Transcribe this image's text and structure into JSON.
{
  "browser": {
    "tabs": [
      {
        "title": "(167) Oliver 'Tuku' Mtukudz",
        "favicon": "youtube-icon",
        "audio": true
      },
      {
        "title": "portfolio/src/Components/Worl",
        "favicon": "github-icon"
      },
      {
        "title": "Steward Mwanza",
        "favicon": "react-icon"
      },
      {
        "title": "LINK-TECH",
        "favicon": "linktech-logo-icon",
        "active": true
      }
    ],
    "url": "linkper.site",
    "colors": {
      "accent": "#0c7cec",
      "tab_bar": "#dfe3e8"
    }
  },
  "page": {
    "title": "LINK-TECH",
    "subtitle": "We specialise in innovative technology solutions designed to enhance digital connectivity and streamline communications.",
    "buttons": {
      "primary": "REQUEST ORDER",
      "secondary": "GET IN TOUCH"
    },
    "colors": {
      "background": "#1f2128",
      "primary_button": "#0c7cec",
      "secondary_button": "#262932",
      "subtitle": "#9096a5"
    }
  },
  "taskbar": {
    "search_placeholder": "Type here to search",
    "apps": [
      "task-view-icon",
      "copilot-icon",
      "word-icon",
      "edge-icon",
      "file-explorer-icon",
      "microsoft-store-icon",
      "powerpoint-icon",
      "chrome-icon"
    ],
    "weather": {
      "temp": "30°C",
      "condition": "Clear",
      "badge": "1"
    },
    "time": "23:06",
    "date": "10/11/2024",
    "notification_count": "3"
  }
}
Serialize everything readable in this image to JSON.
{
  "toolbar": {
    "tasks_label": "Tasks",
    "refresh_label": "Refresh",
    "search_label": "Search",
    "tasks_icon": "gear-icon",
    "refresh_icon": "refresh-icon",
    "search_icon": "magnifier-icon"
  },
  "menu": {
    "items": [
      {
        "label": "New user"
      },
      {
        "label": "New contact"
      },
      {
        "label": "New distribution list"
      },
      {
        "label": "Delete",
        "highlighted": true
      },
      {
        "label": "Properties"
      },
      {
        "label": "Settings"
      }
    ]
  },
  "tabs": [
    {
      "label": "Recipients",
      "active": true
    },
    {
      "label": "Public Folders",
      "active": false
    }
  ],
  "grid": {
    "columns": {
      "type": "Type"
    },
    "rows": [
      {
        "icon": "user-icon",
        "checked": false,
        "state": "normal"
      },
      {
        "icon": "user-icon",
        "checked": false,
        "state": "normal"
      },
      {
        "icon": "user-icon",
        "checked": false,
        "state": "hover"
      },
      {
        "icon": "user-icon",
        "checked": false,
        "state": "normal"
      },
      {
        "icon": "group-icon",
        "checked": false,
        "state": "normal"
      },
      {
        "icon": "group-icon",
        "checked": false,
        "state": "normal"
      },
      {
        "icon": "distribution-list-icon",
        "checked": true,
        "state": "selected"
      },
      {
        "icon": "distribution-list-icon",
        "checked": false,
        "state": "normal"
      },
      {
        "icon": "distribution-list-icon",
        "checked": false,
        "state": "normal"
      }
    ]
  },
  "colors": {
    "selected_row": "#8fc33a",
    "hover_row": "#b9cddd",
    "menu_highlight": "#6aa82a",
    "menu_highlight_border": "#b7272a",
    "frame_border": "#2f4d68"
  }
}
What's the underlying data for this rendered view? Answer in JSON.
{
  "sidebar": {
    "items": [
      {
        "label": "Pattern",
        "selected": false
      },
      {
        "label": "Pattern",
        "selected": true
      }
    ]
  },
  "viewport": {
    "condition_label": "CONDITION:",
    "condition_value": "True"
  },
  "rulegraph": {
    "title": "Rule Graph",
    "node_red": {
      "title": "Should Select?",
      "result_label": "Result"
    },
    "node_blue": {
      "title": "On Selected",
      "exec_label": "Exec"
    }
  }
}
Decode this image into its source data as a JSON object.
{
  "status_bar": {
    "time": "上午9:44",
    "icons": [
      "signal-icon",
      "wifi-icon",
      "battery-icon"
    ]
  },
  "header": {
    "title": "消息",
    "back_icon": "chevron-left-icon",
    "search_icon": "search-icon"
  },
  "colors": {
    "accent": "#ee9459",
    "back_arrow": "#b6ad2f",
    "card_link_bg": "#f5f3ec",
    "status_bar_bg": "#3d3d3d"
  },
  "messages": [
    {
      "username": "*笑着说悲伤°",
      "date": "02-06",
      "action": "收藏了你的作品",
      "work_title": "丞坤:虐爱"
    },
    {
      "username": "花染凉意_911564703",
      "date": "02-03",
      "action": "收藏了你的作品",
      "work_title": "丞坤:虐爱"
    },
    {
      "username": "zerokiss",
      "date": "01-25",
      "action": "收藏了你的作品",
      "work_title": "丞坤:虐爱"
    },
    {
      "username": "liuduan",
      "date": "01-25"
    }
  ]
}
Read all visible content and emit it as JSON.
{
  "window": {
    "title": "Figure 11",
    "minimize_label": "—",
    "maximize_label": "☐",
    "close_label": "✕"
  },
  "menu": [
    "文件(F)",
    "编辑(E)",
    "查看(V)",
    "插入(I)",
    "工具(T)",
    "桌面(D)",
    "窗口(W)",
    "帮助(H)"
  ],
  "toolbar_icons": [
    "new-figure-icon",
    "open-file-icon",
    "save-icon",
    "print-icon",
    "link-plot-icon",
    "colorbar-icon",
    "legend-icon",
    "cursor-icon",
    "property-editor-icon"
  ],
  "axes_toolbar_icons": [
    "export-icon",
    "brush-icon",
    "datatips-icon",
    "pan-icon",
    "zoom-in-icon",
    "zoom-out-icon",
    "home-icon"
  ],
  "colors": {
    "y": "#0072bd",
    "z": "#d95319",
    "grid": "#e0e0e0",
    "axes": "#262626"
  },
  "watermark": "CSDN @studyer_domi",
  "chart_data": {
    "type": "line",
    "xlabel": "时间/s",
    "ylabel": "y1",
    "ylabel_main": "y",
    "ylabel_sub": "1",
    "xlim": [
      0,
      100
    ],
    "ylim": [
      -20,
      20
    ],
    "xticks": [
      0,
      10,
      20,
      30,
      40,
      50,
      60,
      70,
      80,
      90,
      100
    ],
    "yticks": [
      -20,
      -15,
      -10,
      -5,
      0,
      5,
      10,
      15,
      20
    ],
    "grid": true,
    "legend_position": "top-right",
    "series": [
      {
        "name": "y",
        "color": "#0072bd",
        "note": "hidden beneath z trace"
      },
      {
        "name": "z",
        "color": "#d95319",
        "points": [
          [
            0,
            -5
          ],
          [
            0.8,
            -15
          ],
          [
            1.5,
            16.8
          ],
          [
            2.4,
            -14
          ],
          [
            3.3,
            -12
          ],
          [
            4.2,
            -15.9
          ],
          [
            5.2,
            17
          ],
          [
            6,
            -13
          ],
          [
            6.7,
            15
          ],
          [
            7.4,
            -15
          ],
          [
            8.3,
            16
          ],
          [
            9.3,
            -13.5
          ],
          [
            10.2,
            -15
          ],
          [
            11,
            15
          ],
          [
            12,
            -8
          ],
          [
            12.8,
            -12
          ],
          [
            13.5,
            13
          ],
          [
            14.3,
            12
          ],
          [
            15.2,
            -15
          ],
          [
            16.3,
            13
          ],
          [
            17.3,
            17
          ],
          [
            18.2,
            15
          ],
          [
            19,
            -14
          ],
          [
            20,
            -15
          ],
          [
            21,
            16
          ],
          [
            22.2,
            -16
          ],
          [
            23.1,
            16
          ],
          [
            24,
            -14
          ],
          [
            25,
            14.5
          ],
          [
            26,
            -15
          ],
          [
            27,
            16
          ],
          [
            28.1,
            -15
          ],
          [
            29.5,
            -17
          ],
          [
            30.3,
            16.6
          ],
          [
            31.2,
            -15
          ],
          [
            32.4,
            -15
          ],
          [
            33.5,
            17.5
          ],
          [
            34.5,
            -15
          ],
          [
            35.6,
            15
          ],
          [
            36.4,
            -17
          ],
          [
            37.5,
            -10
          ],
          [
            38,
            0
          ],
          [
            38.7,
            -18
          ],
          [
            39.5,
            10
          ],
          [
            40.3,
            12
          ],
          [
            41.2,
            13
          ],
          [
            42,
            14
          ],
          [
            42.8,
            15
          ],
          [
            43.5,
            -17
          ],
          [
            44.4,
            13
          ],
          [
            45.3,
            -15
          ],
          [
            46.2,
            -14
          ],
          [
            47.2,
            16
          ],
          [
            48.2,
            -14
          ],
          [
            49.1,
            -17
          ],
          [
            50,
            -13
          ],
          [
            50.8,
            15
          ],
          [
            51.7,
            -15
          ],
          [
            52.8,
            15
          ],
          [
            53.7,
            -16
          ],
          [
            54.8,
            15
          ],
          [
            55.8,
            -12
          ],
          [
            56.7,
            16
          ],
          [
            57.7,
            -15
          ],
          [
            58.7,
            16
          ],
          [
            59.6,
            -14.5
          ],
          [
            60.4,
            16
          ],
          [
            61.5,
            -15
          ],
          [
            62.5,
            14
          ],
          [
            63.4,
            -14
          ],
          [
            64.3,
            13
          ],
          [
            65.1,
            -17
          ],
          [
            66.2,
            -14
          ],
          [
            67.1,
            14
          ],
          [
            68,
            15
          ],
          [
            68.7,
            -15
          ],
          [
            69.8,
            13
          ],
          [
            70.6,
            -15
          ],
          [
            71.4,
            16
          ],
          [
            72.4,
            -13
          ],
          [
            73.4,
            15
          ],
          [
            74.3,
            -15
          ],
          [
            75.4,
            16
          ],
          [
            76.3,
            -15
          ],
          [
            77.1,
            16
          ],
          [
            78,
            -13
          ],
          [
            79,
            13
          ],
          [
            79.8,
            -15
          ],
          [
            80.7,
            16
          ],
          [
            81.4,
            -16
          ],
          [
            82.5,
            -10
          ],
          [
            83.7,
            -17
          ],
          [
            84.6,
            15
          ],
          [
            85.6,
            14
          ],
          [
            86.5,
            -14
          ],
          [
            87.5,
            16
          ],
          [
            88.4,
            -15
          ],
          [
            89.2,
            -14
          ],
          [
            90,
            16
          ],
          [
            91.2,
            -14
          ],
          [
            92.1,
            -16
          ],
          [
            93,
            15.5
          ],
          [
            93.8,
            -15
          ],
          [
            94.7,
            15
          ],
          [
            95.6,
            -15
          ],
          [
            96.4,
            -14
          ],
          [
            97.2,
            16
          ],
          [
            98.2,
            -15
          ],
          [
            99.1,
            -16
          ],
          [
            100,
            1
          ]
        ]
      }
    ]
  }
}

▬▬▬▬▬▬

## What the task requires
From the listing above, pick out each line where the word "username" appears.

## Finished task
      "username": "*笑着说悲伤°",
      "username": "花染凉意_911564703",
      "username": "zerokiss",
      "username": "liuduan",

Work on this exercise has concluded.